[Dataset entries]
______

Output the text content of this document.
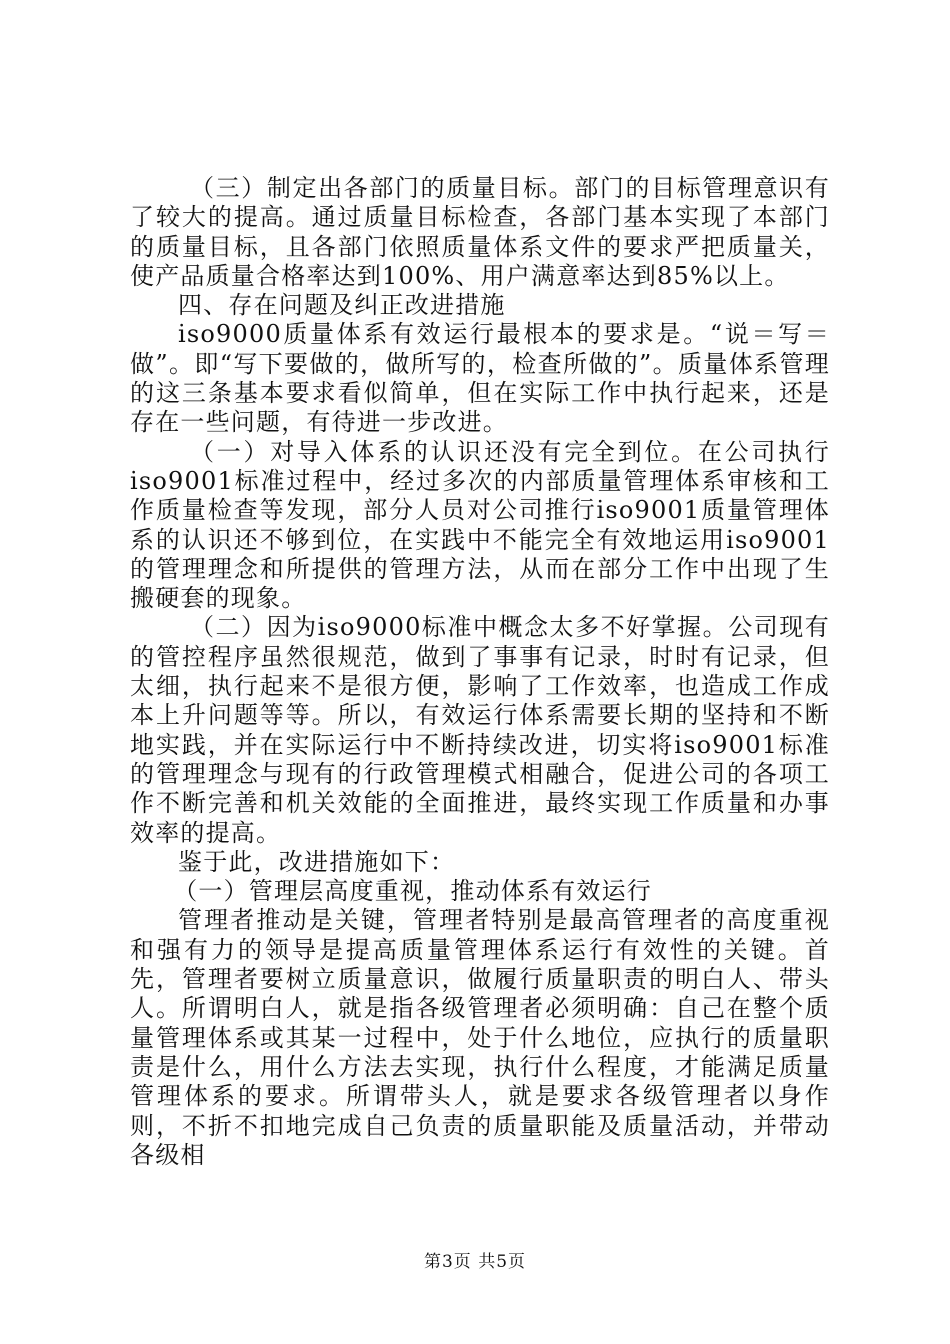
（三）制定出各部门的质量目标。部门的目标管理意识有了较大的提高。通过质量目标检查，各部门基本实现了本部门的质量目标，且各部门依照质量体系文件的要求严把质量关，使产品质量合格率达到100%、用户满意率达到85%以上。

四、存在问题及纠正改进措施

iso9000质量体系有效运行最根本的要求是。“说＝写＝做”。即“写下要做的，做所写的，检查所做的”。质量体系管理的这三条基本要求看似简单，但在实际工作中执行起来，还是存在一些问题，有待进一步改进。

（一）对导入体系的认识还没有完全到位。在公司执行iso9001标准过程中，经过多次的内部质量管理体系审核和工作质量检查等发现，部分人员对公司推行iso9001质量管理体系的认识还不够到位，在实践中不能完全有效地运用iso9001的管理理念和所提供的管理方法，从而在部分工作中出现了生搬硬套的现象。

（二）因为iso9000标准中概念太多不好掌握。公司现有的管控程序虽然很规范，做到了事事有记录，时时有记录，但太细，执行起来不是很方便，影响了工作效率，也造成工作成本上升问题等等。所以，有效运行体系需要长期的坚持和不断地实践，并在实际运行中不断持续改进，切实将iso9001标准的管理理念与现有的行政管理模式相融合，促进公司的各项工作不断完善和机关效能的全面推进，最终实现工作质量和办事效率的提高。

鉴于此，改进措施如下：

（一）管理层高度重视，推动体系有效运行

管理者推动是关键，管理者特别是最高管理者的高度重视和强有力的领导是提高质量管理体系运行有效性的关键。首先，管理者要树立质量意识，做履行质量职责的明白人、带头人。所谓明白人，就是指各级管理者必须明确：自己在整个质量管理体系或其某一过程中，处于什么地位，应执行的质量职责是什么，用什么方法去实现，执行什么程度，才能满足质量管理体系的要求。所谓带头人，就是要求各级管理者以身作则，不折不扣地完成自己负责的质量职能及质量活动，并带动各级相

第3页 共5页
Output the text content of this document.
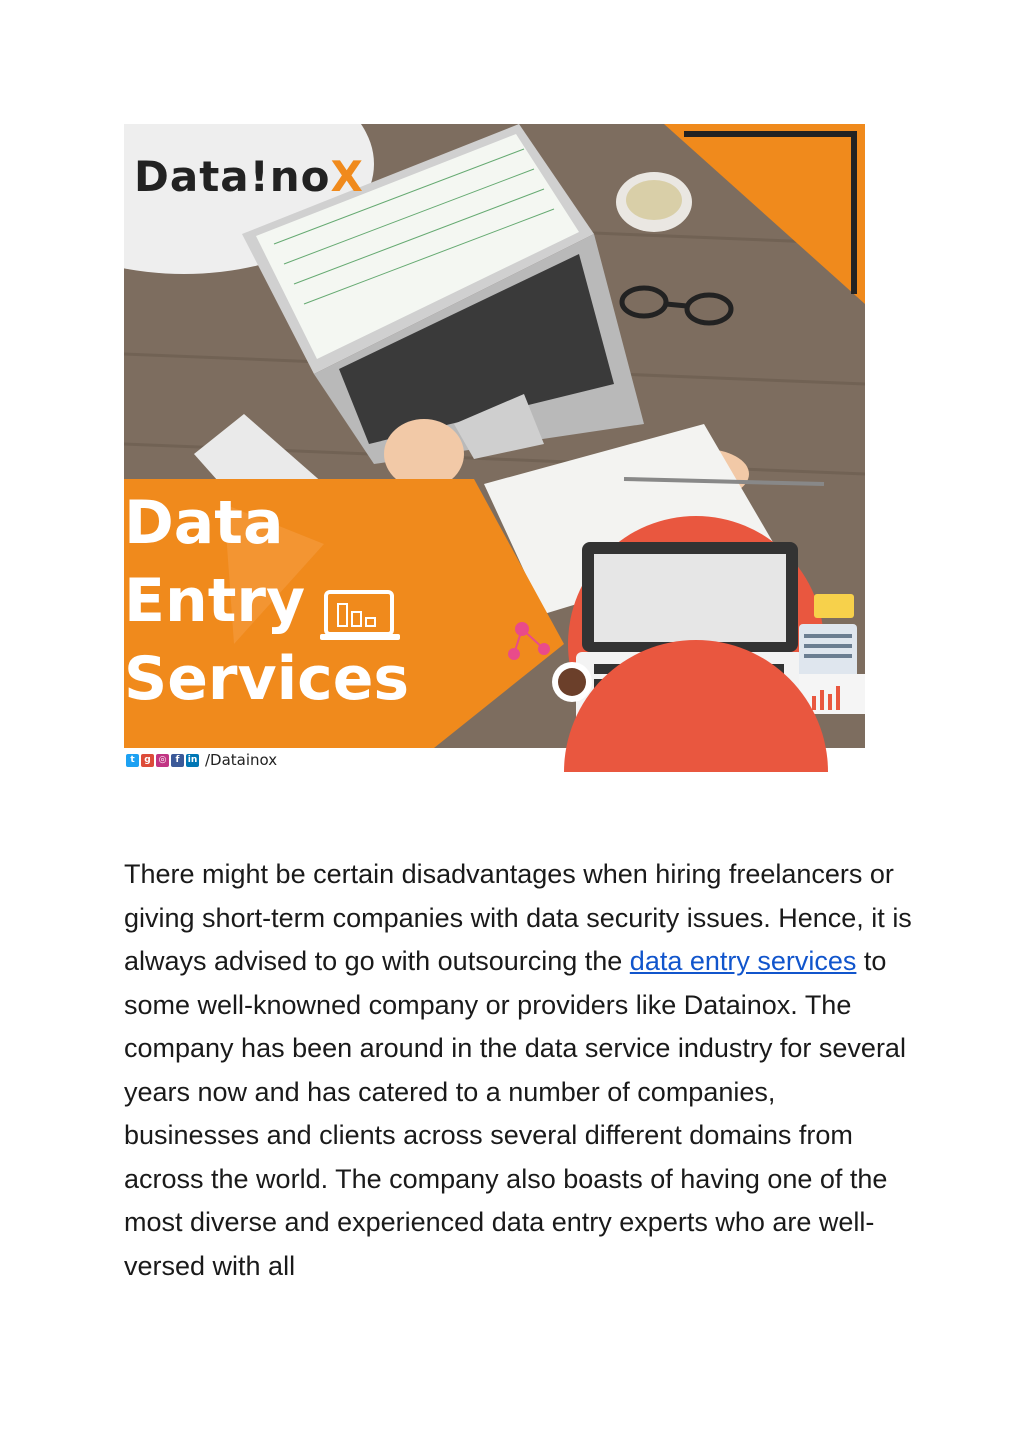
Data!noX
Data
Entry
Services
t	g ◎	f in /Datainox

There might be certain disadvantages when hiring freelancers or giving short-term companies with data security issues. Hence, it is always advised to go with outsourcing the data entry services to some well-knowned company or providers like Datainox. The company has been around in the data service industry for several years now and has catered to a number of companies, businesses and clients across several different domains from across the world. The company also boasts of having one of the most diverse and experienced data entry experts who are well-versed with all
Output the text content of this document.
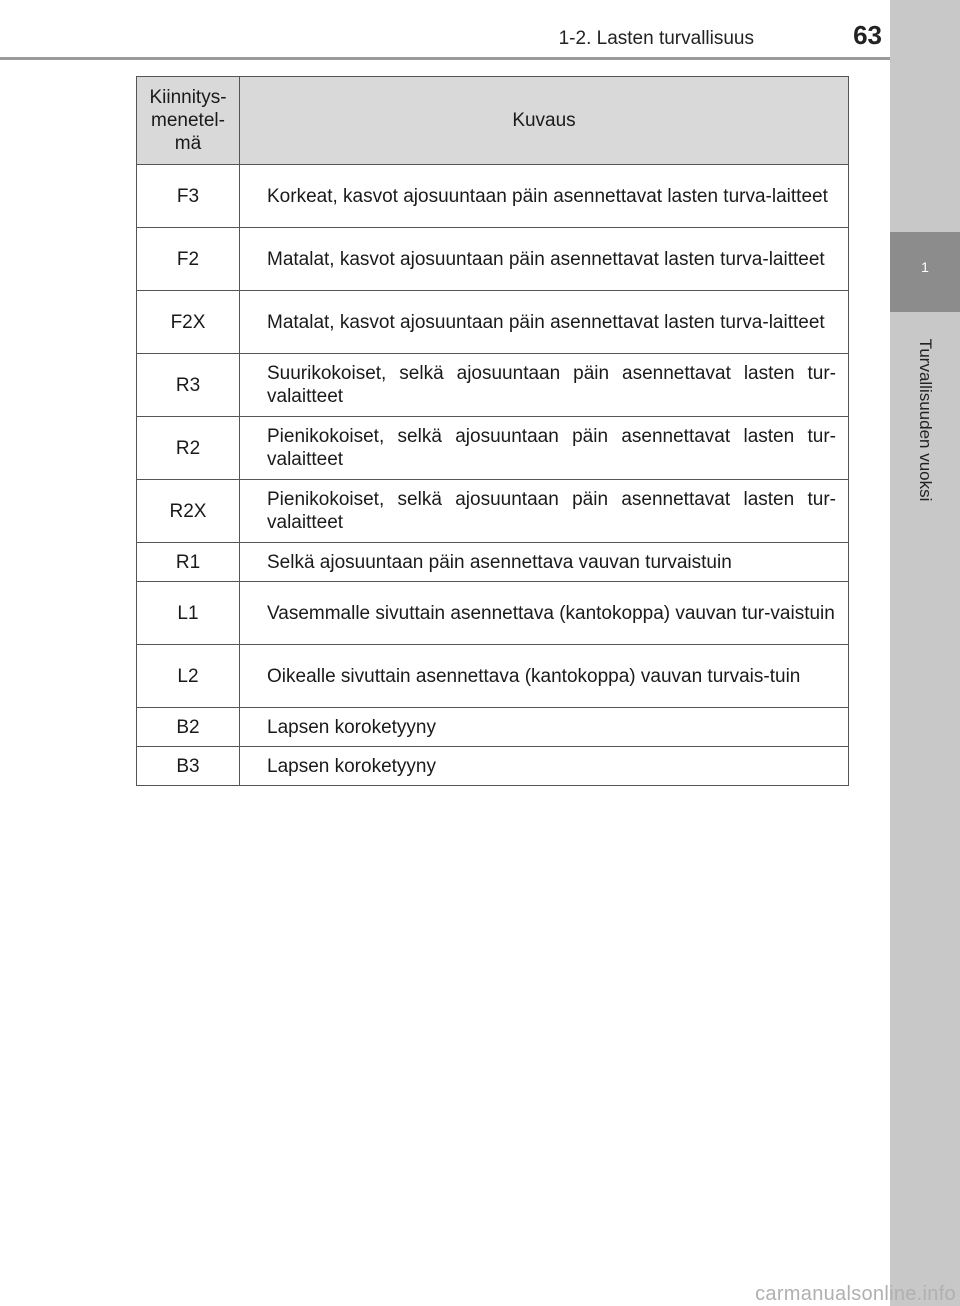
1-2. Lasten turvallisuus	63
1
Turvallisuuden vuoksi
Kiinnitys-menetel-mä	Kuvaus
F3	Korkeat, kasvot ajosuuntaan päin asennettavat lasten turva-laitteet
F2	Matalat, kasvot ajosuuntaan päin asennettavat lasten turva-laitteet
F2X	Matalat, kasvot ajosuuntaan päin asennettavat lasten turva-laitteet
R3	Suurikokoiset, selkä ajosuuntaan päin asennettavat lasten tur-valaitteet
R2	Pienikokoiset, selkä ajosuuntaan päin asennettavat lasten tur-valaitteet
R2X	Pienikokoiset, selkä ajosuuntaan päin asennettavat lasten tur-valaitteet
R1	Selkä ajosuuntaan päin asennettava vauvan turvaistuin
L1	Vasemmalle sivuttain asennettava (kantokoppa) vauvan tur-vaistuin
L2	Oikealle sivuttain asennettava (kantokoppa) vauvan turvais-tuin
B2	Lapsen koroketyyny
B3	Lapsen koroketyyny
carmanualsonline.info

______

● **EXERCISE**: Transcribe the complete set of entries verbatim. No pictures belong in the copy.

● **WRITTEN SOLUTION**:
Output the text content of this document.
（三）制定出各部门的质量目标。部门的目标管理意识有了较大的提高。通过质量目标检查，各部门基本实现了本部门的质量目标，且各部门依照质量体系文件的要求严把质量关，使产品质量合格率达到100%、用户满意率达到85%以上。

四、存在问题及纠正改进措施

iso9000质量体系有效运行最根本的要求是。“说＝写＝做”。即“写下要做的，做所写的，检查所做的”。质量体系管理的这三条基本要求看似简单，但在实际工作中执行起来，还是存在一些问题，有待进一步改进。

（一）对导入体系的认识还没有完全到位。在公司执行iso9001标准过程中，经过多次的内部质量管理体系审核和工作质量检查等发现，部分人员对公司推行iso9001质量管理体系的认识还不够到位，在实践中不能完全有效地运用iso9001的管理理念和所提供的管理方法，从而在部分工作中出现了生搬硬套的现象。

（二）因为iso9000标准中概念太多不好掌握。公司现有的管控程序虽然很规范，做到了事事有记录，时时有记录，但太细，执行起来不是很方便，影响了工作效率，也造成工作成本上升问题等等。所以，有效运行体系需要长期的坚持和不断地实践，并在实际运行中不断持续改进，切实将iso9001标准的管理理念与现有的行政管理模式相融合，促进公司的各项工作不断完善和机关效能的全面推进，最终实现工作质量和办事效率的提高。

鉴于此，改进措施如下：

（一）管理层高度重视，推动体系有效运行

管理者推动是关键，管理者特别是最高管理者的高度重视和强有力的领导是提高质量管理体系运行有效性的关键。首先，管理者要树立质量意识，做履行质量职责的明白人、带头人。所谓明白人，就是指各级管理者必须明确：自己在整个质量管理体系或其某一过程中，处于什么地位，应执行的质量职责是什么，用什么方法去实现，执行什么程度，才能满足质量管理体系的要求。所谓带头人，就是要求各级管理者以身作则，不折不扣地完成自己负责的质量职能及质量活动，并带动各级相

第3页 共5页
Output the text content of this document.
Data!noX
Data
Entry
Services
t	g ◎	f in /Datainox

There might be certain disadvantages when hiring freelancers or giving short-term companies with data security issues. Hence, it is always advised to go with outsourcing the data entry services to some well-knowned company or providers like Datainox. The company has been around in the data service industry for several years now and has catered to a number of companies, businesses and clients across several different domains from across the world. The company also boasts of having one of the most diverse and experienced data entry experts who are well-versed with all
Output the text content of this document.
1-2. Lasten turvallisuus	63
1
Turvallisuuden vuoksi
Kiinnitys-menetel-mä	Kuvaus
F3	Korkeat, kasvot ajosuuntaan päin asennettavat lasten turva-laitteet
F2	Matalat, kasvot ajosuuntaan päin asennettavat lasten turva-laitteet
F2X	Matalat, kasvot ajosuuntaan päin asennettavat lasten turva-laitteet
R3	Suurikokoiset, selkä ajosuuntaan päin asennettavat lasten tur-valaitteet
R2	Pienikokoiset, selkä ajosuuntaan päin asennettavat lasten tur-valaitteet
R2X	Pienikokoiset, selkä ajosuuntaan päin asennettavat lasten tur-valaitteet
R1	Selkä ajosuuntaan päin asennettava vauvan turvaistuin
L1	Vasemmalle sivuttain asennettava (kantokoppa) vauvan tur-vaistuin
L2	Oikealle sivuttain asennettava (kantokoppa) vauvan turvais-tuin
B2	Lapsen koroketyyny
B3	Lapsen koroketyyny
carmanualsonline.info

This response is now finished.